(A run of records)
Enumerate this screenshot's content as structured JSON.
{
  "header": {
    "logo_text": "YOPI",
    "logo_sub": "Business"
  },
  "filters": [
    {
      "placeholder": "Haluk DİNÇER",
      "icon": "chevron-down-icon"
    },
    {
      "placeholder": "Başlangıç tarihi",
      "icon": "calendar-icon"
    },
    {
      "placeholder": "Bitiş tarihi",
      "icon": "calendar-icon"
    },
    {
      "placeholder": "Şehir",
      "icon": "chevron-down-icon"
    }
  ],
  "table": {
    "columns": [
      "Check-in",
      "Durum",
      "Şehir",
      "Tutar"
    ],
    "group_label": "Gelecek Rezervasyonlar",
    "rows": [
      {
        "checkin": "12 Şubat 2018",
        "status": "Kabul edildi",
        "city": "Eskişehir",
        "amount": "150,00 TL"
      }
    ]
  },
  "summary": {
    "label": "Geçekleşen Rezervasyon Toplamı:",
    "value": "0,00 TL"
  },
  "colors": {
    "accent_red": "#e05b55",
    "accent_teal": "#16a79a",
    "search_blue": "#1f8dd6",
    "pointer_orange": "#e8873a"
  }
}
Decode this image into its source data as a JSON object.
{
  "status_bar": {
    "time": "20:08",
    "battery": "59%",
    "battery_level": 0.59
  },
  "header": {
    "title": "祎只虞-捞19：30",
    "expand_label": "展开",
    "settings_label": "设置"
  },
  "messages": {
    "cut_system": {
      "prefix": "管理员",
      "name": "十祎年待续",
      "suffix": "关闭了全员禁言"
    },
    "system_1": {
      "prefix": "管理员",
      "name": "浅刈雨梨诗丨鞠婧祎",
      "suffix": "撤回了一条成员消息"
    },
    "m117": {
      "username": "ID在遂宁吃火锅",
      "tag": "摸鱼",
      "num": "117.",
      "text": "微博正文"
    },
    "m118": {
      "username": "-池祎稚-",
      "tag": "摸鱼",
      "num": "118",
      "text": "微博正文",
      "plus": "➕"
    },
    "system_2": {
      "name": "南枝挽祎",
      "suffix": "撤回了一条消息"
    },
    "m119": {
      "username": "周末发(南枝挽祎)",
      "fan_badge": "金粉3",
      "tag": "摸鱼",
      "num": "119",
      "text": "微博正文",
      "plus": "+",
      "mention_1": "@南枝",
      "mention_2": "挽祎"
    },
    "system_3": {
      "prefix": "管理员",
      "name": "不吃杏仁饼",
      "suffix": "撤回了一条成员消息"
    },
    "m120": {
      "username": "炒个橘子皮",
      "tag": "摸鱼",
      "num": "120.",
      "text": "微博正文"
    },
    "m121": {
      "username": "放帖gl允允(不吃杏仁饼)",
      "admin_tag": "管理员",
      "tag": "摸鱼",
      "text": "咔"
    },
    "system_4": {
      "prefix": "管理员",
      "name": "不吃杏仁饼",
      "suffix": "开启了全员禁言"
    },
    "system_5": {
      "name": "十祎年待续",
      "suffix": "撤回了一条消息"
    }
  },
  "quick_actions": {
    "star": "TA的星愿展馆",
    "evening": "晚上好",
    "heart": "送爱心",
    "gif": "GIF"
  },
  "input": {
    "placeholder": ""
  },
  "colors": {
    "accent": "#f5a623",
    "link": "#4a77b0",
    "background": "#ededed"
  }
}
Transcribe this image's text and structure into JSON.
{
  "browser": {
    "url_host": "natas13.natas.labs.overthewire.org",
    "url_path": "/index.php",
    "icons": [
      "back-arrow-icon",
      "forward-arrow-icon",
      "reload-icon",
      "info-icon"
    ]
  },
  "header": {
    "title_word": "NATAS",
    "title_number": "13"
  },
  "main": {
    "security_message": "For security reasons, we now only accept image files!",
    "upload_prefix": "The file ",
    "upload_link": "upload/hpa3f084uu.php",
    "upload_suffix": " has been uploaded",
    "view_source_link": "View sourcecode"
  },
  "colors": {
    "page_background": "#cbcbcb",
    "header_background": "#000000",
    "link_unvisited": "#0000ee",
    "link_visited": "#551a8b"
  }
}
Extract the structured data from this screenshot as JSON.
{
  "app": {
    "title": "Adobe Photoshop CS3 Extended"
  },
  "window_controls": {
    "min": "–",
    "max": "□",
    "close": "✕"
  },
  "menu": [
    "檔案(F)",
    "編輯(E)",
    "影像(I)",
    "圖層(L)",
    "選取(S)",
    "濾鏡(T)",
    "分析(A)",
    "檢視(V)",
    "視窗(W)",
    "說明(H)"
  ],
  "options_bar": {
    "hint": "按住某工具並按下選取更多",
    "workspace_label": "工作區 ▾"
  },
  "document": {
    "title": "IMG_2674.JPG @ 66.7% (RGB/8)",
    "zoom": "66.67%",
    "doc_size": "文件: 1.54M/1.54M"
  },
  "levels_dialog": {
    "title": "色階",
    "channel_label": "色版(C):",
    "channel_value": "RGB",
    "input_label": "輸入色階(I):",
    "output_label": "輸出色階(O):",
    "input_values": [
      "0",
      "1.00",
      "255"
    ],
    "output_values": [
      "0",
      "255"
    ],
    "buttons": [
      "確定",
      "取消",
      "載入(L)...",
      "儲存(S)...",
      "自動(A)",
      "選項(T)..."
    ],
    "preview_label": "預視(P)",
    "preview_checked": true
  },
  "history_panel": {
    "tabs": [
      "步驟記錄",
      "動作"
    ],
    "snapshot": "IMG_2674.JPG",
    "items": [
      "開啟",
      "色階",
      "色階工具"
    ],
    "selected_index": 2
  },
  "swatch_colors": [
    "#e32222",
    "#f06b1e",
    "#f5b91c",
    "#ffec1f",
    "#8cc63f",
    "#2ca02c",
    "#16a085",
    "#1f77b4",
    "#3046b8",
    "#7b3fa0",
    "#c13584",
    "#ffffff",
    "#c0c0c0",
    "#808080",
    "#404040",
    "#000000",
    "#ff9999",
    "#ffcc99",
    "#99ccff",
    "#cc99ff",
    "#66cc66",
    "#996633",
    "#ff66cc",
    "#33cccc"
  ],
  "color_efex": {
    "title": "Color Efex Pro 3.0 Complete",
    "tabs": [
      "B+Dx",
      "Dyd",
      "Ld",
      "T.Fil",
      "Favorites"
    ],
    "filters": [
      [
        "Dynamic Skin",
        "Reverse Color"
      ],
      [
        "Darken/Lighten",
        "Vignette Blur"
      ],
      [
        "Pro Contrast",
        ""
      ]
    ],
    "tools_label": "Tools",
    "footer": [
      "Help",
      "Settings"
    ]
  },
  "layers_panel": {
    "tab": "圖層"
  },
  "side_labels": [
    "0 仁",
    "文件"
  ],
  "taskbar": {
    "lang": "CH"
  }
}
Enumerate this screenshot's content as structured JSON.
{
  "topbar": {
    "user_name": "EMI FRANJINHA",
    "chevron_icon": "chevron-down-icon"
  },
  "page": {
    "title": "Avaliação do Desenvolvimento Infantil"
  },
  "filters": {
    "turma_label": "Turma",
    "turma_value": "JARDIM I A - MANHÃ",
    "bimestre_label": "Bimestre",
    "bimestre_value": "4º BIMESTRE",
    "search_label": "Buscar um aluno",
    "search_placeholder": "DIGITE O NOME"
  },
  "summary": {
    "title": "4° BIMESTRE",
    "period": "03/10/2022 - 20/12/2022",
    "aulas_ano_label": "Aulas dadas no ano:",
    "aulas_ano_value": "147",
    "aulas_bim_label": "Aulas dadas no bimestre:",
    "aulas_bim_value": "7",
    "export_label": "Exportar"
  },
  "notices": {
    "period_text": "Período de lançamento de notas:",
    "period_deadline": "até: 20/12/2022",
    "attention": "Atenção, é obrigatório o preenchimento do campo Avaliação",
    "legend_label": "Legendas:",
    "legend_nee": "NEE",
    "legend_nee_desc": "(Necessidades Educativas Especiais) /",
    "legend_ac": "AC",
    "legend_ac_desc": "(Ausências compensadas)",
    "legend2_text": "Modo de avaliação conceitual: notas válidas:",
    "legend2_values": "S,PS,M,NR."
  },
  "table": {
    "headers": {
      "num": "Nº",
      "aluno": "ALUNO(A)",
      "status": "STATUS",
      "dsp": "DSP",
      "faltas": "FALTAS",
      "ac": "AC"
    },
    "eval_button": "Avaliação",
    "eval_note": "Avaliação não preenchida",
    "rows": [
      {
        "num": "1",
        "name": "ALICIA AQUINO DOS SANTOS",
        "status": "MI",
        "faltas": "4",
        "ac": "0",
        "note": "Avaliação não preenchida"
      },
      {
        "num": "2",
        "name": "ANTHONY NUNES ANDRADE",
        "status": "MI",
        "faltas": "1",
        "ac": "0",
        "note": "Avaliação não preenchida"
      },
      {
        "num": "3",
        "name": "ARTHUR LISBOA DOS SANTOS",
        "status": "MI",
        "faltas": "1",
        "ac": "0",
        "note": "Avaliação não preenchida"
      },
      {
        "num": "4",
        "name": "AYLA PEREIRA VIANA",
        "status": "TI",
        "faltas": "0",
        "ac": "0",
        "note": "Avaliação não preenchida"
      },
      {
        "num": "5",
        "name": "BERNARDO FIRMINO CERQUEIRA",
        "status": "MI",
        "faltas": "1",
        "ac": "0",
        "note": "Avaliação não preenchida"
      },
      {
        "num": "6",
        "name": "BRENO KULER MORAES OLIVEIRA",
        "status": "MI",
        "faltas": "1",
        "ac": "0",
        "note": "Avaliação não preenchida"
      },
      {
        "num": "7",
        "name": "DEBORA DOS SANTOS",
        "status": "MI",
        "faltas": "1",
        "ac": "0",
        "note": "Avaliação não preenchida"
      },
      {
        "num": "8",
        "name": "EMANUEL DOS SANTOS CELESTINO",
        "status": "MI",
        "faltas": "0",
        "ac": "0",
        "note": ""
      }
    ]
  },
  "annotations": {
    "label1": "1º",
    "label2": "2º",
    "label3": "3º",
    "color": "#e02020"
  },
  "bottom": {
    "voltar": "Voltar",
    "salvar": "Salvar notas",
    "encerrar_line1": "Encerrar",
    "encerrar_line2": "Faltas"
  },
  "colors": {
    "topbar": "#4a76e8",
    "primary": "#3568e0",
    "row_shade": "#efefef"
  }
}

- _Problem_:
Select every line in the material above where the string "image" occurs, and copy it.

- _Solution to this problem_:
Decode this image into its source data as a JSON object.
Transcribe this image's text and structure into JSON.
    "security_message": "For security reasons, we now only accept image files!",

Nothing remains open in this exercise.